::: Data lines :::

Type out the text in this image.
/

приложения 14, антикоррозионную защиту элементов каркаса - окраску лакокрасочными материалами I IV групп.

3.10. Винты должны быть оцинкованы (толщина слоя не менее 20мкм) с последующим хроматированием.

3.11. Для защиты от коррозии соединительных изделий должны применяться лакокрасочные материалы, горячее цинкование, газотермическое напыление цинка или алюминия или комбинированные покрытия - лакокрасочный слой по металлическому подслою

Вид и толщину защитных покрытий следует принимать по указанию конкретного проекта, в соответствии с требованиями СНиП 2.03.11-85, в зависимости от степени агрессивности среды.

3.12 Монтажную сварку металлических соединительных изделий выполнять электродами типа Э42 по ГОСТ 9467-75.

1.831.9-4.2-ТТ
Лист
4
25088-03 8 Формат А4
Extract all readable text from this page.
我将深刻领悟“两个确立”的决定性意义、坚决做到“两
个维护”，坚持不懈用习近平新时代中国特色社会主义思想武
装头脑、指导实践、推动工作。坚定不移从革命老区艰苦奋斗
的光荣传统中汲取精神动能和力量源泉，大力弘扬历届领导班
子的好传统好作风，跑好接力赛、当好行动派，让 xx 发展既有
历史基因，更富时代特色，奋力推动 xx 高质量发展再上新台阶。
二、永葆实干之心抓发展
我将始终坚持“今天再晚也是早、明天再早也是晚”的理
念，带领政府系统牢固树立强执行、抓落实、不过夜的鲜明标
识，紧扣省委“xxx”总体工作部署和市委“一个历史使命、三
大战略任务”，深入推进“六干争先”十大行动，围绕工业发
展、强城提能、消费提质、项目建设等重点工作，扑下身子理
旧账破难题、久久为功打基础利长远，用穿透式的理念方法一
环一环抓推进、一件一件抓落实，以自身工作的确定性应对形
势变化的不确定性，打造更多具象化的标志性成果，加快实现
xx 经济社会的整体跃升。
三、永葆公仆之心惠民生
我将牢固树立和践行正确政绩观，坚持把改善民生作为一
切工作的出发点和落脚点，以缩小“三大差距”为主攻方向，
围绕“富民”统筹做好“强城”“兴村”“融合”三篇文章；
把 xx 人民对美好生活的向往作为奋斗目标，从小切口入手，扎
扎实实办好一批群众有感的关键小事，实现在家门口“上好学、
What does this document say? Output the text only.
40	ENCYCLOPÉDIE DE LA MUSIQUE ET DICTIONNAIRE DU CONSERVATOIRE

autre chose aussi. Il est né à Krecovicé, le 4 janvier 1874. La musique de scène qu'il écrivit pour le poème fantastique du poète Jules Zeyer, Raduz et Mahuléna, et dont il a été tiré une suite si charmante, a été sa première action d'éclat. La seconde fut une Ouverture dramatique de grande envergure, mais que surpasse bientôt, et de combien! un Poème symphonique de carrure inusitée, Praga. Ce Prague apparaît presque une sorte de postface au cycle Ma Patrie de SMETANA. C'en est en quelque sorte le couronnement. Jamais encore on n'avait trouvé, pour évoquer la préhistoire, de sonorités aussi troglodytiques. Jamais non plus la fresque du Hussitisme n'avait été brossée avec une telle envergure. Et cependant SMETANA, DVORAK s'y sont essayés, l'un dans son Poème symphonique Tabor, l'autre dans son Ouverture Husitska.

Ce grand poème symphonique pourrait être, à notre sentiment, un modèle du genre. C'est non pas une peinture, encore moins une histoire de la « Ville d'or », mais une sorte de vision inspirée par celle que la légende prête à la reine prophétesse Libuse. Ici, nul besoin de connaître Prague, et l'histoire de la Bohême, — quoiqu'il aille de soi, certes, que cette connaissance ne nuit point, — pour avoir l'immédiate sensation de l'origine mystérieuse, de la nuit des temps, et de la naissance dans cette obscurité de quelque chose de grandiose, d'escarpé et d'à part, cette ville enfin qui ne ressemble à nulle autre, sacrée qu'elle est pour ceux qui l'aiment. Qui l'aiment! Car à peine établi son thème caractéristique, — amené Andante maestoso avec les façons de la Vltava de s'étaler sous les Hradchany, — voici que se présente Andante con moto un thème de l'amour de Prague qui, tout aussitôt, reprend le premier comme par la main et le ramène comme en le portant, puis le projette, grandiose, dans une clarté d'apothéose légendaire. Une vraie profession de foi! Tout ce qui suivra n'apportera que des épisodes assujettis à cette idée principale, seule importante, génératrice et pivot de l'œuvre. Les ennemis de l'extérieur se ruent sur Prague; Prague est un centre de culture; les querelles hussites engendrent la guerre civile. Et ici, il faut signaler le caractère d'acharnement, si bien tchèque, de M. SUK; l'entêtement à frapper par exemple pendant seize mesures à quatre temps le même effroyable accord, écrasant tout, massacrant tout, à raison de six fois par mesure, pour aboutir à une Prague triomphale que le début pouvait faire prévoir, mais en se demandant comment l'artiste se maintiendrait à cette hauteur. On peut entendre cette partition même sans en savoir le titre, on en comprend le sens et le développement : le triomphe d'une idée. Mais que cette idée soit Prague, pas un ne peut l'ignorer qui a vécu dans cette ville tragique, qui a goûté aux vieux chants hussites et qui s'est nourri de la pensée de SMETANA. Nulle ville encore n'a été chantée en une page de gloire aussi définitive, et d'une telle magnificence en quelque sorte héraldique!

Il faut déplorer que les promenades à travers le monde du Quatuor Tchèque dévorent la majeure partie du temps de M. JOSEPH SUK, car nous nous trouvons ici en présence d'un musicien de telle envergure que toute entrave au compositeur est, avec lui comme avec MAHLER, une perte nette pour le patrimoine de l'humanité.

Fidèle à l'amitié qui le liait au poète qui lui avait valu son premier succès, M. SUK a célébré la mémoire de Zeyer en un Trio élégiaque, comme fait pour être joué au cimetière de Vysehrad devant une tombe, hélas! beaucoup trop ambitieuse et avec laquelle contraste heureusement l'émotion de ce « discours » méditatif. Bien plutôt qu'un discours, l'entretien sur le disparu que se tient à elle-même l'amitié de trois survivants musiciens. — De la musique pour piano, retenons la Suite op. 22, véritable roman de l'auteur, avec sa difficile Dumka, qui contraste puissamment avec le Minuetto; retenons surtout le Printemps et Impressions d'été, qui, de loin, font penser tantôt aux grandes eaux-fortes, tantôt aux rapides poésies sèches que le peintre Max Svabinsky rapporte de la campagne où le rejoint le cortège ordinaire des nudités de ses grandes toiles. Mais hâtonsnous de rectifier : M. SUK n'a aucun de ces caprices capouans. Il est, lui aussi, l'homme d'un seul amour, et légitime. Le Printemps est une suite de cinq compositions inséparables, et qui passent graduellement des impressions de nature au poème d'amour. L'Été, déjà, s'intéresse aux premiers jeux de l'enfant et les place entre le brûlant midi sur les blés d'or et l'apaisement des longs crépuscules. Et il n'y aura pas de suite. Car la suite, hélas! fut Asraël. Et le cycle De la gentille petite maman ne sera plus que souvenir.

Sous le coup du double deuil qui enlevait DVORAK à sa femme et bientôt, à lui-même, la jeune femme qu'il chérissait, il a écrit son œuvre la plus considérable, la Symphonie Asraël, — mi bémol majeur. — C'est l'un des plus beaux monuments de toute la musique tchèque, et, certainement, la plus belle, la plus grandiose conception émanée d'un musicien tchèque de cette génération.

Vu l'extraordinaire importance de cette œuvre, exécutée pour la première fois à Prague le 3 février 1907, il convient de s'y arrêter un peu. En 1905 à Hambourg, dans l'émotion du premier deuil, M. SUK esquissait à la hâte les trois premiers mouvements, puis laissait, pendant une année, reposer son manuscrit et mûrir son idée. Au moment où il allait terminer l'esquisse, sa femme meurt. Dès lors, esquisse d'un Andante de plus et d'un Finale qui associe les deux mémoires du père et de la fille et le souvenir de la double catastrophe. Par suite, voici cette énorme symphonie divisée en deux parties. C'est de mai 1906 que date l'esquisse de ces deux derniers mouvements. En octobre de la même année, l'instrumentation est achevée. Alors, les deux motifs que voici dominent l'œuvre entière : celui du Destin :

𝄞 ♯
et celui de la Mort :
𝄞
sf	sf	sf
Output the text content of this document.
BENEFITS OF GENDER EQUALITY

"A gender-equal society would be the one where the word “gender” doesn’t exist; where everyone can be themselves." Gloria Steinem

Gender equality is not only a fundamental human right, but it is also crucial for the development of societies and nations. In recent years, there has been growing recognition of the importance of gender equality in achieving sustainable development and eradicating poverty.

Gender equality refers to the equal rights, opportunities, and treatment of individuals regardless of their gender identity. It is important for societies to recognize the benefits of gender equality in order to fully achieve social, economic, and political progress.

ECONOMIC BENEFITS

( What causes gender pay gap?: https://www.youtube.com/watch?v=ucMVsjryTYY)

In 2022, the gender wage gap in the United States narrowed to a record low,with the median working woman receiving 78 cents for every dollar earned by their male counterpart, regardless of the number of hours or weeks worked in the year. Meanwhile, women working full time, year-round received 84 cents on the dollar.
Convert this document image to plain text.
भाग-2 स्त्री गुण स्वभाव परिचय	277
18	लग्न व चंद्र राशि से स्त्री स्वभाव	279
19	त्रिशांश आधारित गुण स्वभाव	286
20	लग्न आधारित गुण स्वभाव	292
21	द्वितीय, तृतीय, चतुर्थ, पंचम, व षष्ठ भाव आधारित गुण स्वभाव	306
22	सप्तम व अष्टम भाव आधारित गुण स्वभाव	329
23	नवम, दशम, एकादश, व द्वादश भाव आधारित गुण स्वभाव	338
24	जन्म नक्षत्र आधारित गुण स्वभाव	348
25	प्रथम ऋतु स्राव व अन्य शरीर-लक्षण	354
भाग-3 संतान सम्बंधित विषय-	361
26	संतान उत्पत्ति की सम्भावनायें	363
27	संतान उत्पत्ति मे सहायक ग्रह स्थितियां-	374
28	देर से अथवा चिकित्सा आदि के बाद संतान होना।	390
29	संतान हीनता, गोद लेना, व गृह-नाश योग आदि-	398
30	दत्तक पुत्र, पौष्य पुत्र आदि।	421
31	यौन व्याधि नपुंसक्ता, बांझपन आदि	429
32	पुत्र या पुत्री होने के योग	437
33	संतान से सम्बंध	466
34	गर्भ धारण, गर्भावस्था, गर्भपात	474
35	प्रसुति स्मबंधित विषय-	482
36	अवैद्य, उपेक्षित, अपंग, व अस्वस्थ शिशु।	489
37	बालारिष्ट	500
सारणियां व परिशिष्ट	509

:::

▶ [Instructions to follow] Find every line in the records above that contains the word "only", and copy each one.

▶ [Task answer]
What does this document say? Output the text only.
Gender equality is not only a fundamental human right, but it is also crucial for the development of societies and nations. In recent years, there has been growing recognition of the importance of gender equality in achieving sustainable development and eradicating poverty.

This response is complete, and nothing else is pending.